### [TASK REQUIREMENTS]
Below are the records. List every line holding the word "provozu".

[START DATA TO USE]

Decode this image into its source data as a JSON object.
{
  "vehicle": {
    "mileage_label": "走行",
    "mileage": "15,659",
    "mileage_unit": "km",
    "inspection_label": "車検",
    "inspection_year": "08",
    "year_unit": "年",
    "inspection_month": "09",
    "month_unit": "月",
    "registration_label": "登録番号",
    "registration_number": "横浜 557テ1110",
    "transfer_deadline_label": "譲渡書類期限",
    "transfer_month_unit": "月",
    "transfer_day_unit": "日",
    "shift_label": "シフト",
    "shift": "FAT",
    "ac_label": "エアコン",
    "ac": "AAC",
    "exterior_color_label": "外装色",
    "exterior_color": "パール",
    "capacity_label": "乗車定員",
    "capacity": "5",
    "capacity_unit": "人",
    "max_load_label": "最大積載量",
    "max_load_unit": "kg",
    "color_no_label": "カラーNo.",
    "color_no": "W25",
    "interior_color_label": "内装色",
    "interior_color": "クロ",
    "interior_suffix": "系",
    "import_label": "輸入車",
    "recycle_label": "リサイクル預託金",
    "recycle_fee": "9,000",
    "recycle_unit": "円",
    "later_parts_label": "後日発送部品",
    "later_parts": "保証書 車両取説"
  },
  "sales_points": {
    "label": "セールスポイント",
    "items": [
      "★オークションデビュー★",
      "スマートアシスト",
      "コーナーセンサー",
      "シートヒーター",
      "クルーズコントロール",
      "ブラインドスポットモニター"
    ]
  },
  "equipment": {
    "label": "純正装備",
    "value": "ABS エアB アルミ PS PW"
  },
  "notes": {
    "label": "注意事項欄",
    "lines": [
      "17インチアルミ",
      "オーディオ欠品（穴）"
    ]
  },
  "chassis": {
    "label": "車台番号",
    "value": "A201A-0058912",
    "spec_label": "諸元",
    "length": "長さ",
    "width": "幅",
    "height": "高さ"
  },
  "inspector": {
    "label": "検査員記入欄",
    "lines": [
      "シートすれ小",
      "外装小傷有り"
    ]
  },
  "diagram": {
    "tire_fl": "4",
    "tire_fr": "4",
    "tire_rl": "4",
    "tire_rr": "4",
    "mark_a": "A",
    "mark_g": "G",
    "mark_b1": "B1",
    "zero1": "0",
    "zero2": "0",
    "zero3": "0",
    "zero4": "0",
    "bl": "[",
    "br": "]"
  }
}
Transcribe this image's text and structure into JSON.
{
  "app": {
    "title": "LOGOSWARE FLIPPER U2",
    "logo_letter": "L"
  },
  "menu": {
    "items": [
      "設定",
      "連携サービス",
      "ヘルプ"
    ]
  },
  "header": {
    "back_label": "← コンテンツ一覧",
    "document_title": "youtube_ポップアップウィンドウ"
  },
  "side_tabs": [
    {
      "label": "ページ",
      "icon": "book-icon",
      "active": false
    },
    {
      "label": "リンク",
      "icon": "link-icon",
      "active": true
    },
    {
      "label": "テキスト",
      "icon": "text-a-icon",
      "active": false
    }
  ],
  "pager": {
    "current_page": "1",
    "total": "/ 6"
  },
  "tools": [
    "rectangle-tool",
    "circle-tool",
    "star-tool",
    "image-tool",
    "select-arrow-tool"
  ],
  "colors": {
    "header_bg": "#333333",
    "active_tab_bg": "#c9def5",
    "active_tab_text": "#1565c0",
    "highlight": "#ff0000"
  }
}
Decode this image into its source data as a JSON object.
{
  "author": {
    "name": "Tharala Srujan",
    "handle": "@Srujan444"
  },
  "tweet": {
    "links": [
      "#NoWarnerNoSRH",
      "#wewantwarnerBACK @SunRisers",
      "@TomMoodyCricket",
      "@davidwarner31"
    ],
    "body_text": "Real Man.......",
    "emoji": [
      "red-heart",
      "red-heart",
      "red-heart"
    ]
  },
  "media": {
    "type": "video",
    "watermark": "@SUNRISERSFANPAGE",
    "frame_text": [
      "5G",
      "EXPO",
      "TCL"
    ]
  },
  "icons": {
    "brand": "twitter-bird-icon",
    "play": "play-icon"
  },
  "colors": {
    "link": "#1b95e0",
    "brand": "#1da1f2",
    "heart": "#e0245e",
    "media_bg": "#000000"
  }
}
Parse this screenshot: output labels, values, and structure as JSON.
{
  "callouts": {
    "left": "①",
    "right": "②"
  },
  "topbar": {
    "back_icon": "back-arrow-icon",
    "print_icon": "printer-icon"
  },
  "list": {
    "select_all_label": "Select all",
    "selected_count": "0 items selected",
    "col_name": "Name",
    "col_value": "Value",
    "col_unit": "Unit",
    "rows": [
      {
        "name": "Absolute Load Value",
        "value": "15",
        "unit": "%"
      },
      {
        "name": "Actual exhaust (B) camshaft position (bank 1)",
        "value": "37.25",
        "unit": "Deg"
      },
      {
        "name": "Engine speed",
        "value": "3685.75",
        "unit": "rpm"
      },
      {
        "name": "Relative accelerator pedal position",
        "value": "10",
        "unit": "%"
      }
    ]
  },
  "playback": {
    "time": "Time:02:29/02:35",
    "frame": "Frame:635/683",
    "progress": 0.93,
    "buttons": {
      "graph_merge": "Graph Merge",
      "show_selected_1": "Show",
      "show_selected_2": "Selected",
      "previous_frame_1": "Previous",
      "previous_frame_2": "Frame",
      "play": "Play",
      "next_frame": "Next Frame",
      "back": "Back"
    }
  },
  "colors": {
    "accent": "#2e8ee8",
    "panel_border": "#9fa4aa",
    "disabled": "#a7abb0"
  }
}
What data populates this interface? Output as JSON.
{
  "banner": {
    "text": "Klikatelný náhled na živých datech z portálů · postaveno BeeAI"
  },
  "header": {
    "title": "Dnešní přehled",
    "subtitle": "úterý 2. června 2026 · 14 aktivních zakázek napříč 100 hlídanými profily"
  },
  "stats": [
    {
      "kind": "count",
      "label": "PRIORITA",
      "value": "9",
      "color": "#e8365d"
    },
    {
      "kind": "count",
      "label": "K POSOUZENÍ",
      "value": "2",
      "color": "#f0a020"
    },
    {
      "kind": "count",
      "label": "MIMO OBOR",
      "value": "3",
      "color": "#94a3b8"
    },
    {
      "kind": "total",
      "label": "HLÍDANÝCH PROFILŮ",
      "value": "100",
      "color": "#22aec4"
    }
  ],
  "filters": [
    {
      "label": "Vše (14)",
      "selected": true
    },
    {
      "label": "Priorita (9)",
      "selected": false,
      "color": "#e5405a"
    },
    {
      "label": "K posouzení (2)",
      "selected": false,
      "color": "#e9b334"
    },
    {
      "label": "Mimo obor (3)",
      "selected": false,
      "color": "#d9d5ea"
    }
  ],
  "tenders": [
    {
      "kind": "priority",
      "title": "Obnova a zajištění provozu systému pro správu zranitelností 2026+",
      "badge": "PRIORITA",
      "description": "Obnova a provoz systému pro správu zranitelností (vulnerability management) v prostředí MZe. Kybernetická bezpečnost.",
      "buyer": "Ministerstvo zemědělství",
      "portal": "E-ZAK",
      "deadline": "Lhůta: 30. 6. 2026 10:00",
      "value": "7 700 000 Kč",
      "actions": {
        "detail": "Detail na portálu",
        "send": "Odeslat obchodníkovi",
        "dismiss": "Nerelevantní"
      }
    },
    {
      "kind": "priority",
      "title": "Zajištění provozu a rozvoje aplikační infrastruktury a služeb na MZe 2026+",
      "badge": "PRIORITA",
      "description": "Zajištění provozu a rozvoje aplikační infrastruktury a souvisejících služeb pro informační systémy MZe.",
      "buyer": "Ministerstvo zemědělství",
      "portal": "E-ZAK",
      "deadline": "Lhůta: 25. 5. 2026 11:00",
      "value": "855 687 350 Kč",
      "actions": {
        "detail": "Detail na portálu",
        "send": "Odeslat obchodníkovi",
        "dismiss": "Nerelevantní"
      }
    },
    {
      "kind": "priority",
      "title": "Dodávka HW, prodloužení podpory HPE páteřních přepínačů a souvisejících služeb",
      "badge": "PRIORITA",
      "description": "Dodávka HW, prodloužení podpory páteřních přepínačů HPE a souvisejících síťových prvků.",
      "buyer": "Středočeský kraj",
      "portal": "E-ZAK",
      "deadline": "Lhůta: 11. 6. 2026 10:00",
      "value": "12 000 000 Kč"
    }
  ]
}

[END DATA TO USE]

### [SOLUTION BELOW]
      "title": "Obnova a zajištění provozu systému pro správu zranitelností 2026+",
      "title": "Zajištění provozu a rozvoje aplikační infrastruktury a služeb na MZe 2026+",
      "description": "Zajištění provozu a rozvoje aplikační infrastruktury a souvisejících služeb pro informační systémy MZe.",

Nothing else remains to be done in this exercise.